Give the material again in full, matching it exactly.

[Chart and figure data]
• • • •
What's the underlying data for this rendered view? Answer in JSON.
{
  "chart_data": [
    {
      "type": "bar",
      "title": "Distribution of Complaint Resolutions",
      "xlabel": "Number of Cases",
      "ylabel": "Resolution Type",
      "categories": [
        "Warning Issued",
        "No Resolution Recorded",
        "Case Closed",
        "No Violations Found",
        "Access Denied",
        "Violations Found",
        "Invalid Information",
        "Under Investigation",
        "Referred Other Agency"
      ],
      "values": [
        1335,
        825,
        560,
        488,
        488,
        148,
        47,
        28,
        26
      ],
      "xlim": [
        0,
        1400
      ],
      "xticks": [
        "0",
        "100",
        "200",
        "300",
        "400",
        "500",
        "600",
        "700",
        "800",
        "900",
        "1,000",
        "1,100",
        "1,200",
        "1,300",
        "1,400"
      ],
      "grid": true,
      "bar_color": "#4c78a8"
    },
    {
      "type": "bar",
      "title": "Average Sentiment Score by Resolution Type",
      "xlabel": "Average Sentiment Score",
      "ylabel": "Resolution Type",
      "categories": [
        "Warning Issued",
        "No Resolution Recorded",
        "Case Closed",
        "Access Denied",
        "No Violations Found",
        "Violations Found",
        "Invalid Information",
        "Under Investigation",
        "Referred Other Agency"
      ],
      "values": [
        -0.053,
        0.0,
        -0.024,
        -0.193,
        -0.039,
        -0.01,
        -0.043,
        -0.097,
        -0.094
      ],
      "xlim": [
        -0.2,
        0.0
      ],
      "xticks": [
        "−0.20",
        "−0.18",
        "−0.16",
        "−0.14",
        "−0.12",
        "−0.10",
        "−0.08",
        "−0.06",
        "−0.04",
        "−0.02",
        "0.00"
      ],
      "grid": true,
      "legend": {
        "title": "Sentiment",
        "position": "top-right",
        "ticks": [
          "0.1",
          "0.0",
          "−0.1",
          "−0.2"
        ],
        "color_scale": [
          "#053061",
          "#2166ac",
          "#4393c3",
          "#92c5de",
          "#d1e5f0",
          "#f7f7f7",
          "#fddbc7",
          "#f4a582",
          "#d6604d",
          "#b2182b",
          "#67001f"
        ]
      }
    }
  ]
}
• • • •
**Reply to the exercise**:
What's the underlying data for this rendered view? Answer in JSON.
{
  "chart_data": [
    {
      "type": "bar",
      "title": "Distribution of Complaint Resolutions",
      "xlabel": "Number of Cases",
      "ylabel": "Resolution Type",
      "categories": [
        "Warning Issued",
        "No Resolution Recorded",
        "Case Closed",
        "No Violations Found",
        "Access Denied",
        "Violations Found",
        "Invalid Information",
        "Under Investigation",
        "Referred Other Agency"
      ],
      "values": [
        1335,
        825,
        560,
        488,
        488,
        148,
        47,
        28,
        26
      ],
      "xlim": [
        0,
        1400
      ],
      "xticks": [
        "0",
        "100",
        "200",
        "300",
        "400",
        "500",
        "600",
        "700",
        "800",
        "900",
        "1,000",
        "1,100",
        "1,200",
        "1,300",
        "1,400"
      ],
      "grid": true,
      "bar_color": "#4c78a8"
    },
    {
      "type": "bar",
      "title": "Average Sentiment Score by Resolution Type",
      "xlabel": "Average Sentiment Score",
      "ylabel": "Resolution Type",
      "categories": [
        "Warning Issued",
        "No Resolution Recorded",
        "Case Closed",
        "Access Denied",
        "No Violations Found",
        "Violations Found",
        "Invalid Information",
        "Under Investigation",
        "Referred Other Agency"
      ],
      "values": [
        -0.053,
        0.0,
        -0.024,
        -0.193,
        -0.039,
        -0.01,
        -0.043,
        -0.097,
        -0.094
      ],
      "xlim": [
        -0.2,
        0.0
      ],
      "xticks": [
        "−0.20",
        "−0.18",
        "−0.16",
        "−0.14",
        "−0.12",
        "−0.10",
        "−0.08",
        "−0.06",
        "−0.04",
        "−0.02",
        "0.00"
      ],
      "grid": true,
      "legend": {
        "title": "Sentiment",
        "position": "top-right",
        "ticks": [
          "0.1",
          "0.0",
          "−0.1",
          "−0.2"
        ],
        "color_scale": [
          "#053061",
          "#2166ac",
          "#4393c3",
          "#92c5de",
          "#d1e5f0",
          "#f7f7f7",
          "#fddbc7",
          "#f4a582",
          "#d6604d",
          "#b2182b",
          "#67001f"
        ]
      }
    }
  ]
}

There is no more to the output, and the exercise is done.